Task brief: Word for word, copy all the data and drop the pictures.

Material supplied:
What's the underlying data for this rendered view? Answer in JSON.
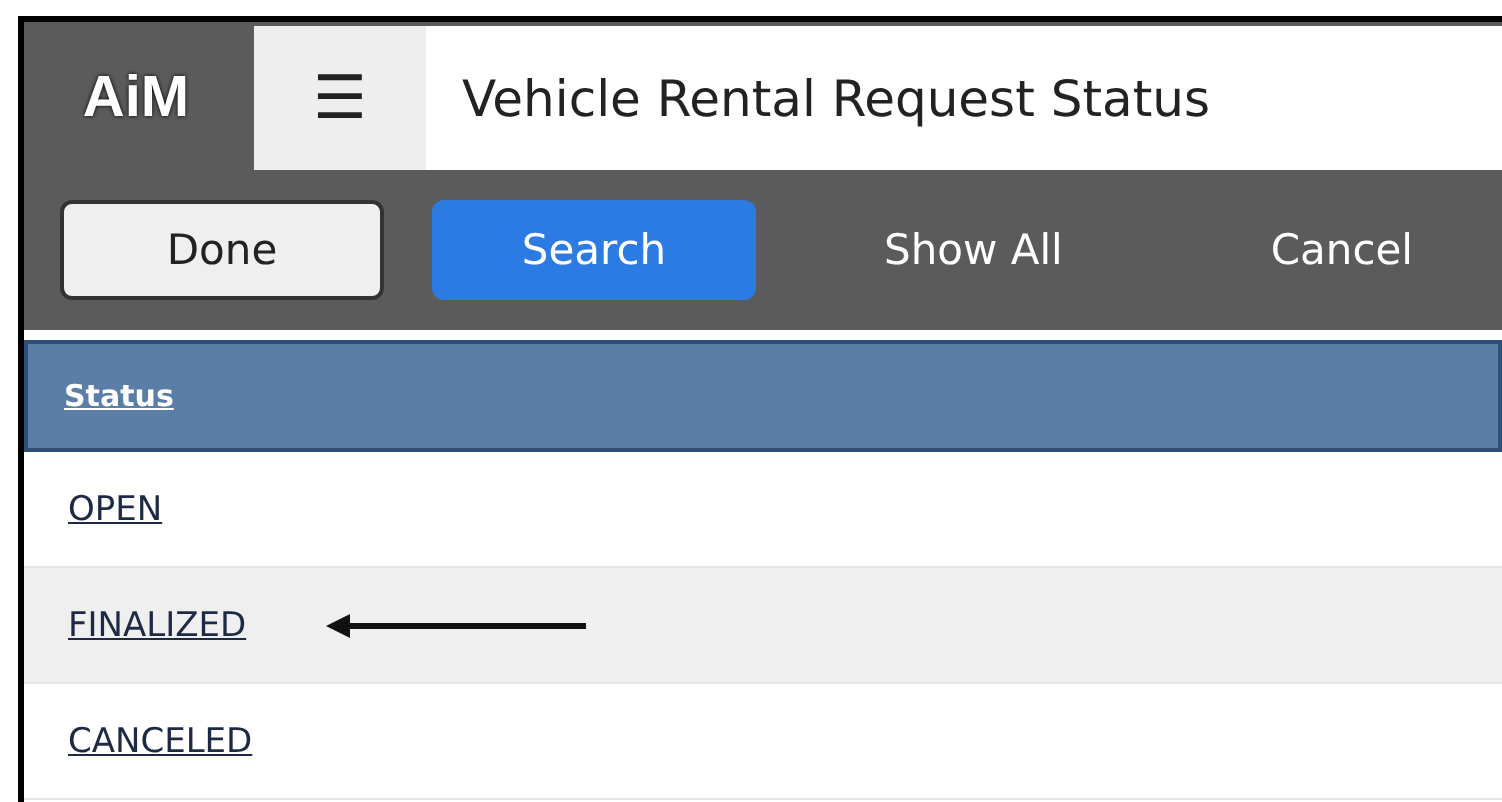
{
  "app": {
    "logo": "AiM",
    "menu_icon": "☰",
    "title": "Vehicle Rental Request Status"
  },
  "toolbar": [
    {
      "label": "Done",
      "kind": "plain"
    },
    {
      "label": "Search",
      "kind": "primary"
    },
    {
      "label": "Show All",
      "kind": "text"
    },
    {
      "label": "Cancel",
      "kind": "text"
    }
  ],
  "table": {
    "columns": [
      "Status"
    ],
    "rows": [
      {
        "status": "OPEN",
        "marked": false
      },
      {
        "status": "FINALIZED",
        "marked": true
      },
      {
        "status": "CANCELED",
        "marked": false
      }
    ]
  }
}
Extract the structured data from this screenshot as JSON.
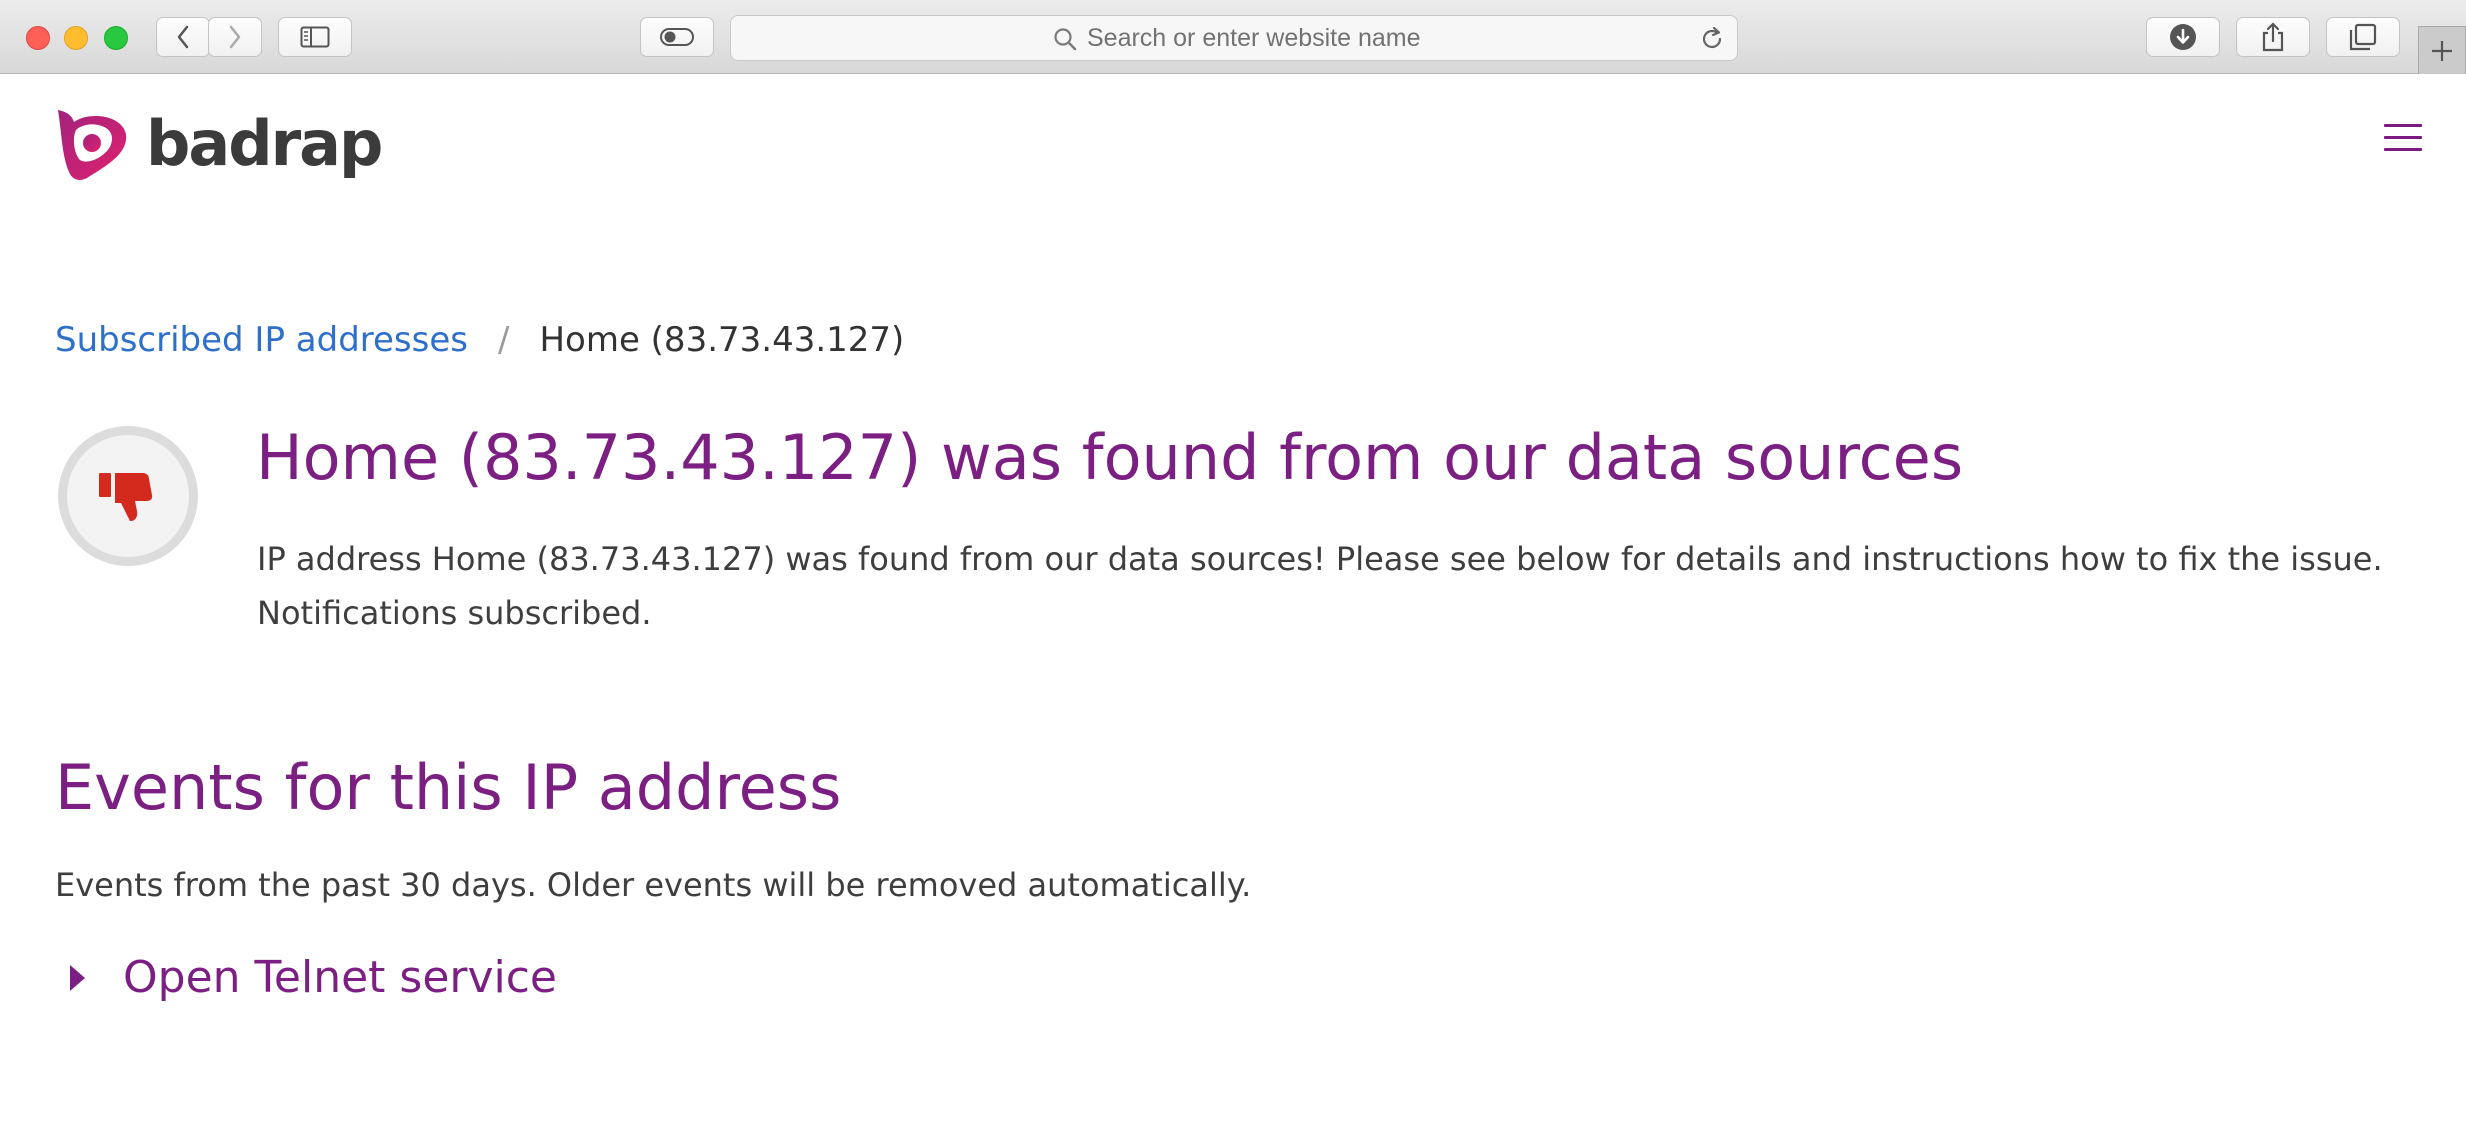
{
  "browser": {
    "address_placeholder": "Search or enter website name"
  },
  "site": {
    "logo_text": "badrap"
  },
  "breadcrumb": {
    "parent_label": "Subscribed IP addresses",
    "separator": "/",
    "current_label": "Home (83.73.43.127)"
  },
  "status": {
    "icon": "thumbs-down-icon",
    "icon_color": "#d42a1e",
    "title": "Home (83.73.43.127) was found from our data sources",
    "description_line1": "IP address Home (83.73.43.127) was found from our data sources! Please see below for details and instructions how to fix the issue.",
    "description_line2": "Notifications subscribed."
  },
  "events": {
    "title": "Events for this IP address",
    "description": "Events from the past 30 days. Older events will be removed automatically.",
    "items": [
      {
        "label": "Open Telnet service",
        "expanded": false
      }
    ]
  },
  "colors": {
    "accent": "#7b2082",
    "link": "#2e6fca",
    "text": "#3e3e3e"
  }
}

Task solution:
What's the underlying data for this rendered view? Answer in JSON.
{
  "app": {
    "logo": "AiM",
    "menu_icon": "☰",
    "title": "Vehicle Rental Request Status"
  },
  "toolbar": [
    {
      "label": "Done",
      "kind": "plain"
    },
    {
      "label": "Search",
      "kind": "primary"
    },
    {
      "label": "Show All",
      "kind": "text"
    },
    {
      "label": "Cancel",
      "kind": "text"
    }
  ],
  "table": {
    "columns": [
      "Status"
    ],
    "rows": [
      {
        "status": "OPEN",
        "marked": false
      },
      {
        "status": "FINALIZED",
        "marked": true
      },
      {
        "status": "CANCELED",
        "marked": false
      }
    ]
  }
}
Extract the structured data from this screenshot as JSON.
{
  "browser": {
    "address_placeholder": "Search or enter website name"
  },
  "site": {
    "logo_text": "badrap"
  },
  "breadcrumb": {
    "parent_label": "Subscribed IP addresses",
    "separator": "/",
    "current_label": "Home (83.73.43.127)"
  },
  "status": {
    "icon": "thumbs-down-icon",
    "icon_color": "#d42a1e",
    "title": "Home (83.73.43.127) was found from our data sources",
    "description_line1": "IP address Home (83.73.43.127) was found from our data sources! Please see below for details and instructions how to fix the issue.",
    "description_line2": "Notifications subscribed."
  },
  "events": {
    "title": "Events for this IP address",
    "description": "Events from the past 30 days. Older events will be removed automatically.",
    "items": [
      {
        "label": "Open Telnet service",
        "expanded": false
      }
    ]
  },
  "colors": {
    "accent": "#7b2082",
    "link": "#2e6fca",
    "text": "#3e3e3e"
  }
}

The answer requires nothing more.